Start RAW DATA

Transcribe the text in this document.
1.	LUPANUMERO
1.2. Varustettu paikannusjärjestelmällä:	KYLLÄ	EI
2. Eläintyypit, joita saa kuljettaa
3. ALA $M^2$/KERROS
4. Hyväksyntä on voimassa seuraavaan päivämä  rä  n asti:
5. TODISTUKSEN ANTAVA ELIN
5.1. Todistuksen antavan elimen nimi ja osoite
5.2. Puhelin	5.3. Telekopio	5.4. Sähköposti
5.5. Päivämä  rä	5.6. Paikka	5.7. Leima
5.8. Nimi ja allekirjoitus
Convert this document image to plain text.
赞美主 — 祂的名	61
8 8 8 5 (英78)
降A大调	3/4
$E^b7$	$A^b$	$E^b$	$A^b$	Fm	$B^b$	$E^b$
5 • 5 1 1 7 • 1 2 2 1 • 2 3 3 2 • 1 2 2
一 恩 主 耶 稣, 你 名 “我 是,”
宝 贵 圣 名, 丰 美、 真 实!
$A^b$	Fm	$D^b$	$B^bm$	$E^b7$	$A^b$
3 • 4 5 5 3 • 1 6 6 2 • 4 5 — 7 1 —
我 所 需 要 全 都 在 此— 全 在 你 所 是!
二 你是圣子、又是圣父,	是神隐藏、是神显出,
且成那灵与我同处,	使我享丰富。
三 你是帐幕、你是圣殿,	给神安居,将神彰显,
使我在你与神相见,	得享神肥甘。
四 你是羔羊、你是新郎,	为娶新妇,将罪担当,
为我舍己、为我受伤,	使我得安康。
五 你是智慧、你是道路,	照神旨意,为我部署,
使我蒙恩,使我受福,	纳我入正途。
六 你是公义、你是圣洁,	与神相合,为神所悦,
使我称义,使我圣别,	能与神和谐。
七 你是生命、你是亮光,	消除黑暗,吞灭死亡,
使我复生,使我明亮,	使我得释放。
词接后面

End RAW DATA

[TASK TO COMPLETE] Count how many lines of the material hold the string "document". Give the number and nothing more.

[THE RESPONSE] 2